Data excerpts
═══
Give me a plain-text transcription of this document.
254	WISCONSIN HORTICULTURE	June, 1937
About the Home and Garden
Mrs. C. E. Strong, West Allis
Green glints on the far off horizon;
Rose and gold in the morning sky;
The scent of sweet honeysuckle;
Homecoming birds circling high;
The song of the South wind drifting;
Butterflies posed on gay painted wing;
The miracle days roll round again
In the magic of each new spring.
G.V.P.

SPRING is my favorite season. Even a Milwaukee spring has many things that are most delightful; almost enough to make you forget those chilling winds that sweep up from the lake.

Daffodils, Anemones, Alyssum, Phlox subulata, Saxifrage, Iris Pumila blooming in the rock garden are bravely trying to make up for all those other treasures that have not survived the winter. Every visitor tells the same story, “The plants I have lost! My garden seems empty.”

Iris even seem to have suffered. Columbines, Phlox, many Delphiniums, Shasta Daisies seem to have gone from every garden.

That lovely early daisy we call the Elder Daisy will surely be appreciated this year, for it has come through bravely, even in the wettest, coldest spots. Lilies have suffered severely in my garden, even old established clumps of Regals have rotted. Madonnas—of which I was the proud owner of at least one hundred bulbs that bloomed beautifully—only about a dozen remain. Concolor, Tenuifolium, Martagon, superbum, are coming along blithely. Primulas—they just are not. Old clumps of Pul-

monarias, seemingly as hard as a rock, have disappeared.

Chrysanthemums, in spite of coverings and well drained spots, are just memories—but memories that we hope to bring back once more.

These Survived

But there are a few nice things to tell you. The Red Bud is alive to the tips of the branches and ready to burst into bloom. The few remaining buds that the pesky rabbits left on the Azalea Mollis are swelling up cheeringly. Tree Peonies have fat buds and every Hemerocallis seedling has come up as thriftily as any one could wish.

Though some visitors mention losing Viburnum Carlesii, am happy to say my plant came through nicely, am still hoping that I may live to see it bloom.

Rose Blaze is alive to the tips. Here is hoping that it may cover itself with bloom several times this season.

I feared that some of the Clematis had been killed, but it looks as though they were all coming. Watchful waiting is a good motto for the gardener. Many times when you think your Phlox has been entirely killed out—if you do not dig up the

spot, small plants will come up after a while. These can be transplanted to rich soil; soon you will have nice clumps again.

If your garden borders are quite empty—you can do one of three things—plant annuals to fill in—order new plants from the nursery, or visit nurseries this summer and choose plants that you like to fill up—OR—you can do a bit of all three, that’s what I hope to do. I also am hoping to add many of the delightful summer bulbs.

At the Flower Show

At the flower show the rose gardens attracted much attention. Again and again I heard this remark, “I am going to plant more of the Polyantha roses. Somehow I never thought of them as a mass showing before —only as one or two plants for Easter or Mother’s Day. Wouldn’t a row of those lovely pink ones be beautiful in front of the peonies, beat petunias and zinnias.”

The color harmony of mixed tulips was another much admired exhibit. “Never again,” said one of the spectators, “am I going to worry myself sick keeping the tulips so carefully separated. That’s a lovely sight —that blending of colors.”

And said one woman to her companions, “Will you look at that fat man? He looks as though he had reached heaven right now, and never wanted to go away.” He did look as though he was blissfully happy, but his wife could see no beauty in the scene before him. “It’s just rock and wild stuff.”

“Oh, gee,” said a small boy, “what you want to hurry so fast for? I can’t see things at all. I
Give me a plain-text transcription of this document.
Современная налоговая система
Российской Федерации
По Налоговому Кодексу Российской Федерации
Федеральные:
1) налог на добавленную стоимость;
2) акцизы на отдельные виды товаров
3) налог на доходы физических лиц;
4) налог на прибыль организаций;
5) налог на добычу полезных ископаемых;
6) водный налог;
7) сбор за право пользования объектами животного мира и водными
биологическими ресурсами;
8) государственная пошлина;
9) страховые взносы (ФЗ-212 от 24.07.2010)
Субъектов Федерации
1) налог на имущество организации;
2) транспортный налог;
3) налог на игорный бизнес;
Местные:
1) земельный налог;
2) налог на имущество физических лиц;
═══
Required task ▸ Scan the listing above and copy all lines containing the word "lovely".

Complete response ▸
That lovely early daisy we call the Elder Daisy will surely be appreciated this year, for it has come through bravely, even in the wettest, coldest spots. Lilies have suffered severely in my garden, even old established clumps of Regals have rotted. Madonnas—of which I was the proud owner of at least one hundred bulbs that bloomed beautifully—only about a dozen remain. Concolor, Tenuifolium, Martagon, superbum, are coming along blithely. Primulas—they just are not. Old clumps of Pul-
At the flower show the rose gardens attracted much attention. Again and again I heard this remark, “I am going to plant more of the Polyantha roses. Somehow I never thought of them as a mass showing before —only as one or two plants for Easter or Mother’s Day. Wouldn’t a row of those lovely pink ones be beautiful in front of the peonies, beat petunias and zinnias.”
The color harmony of mixed tulips was another much admired exhibit. “Never again,” said one of the spectators, “am I going to worry myself sick keeping the tulips so carefully separated. That’s a lovely sight —that blending of colors.”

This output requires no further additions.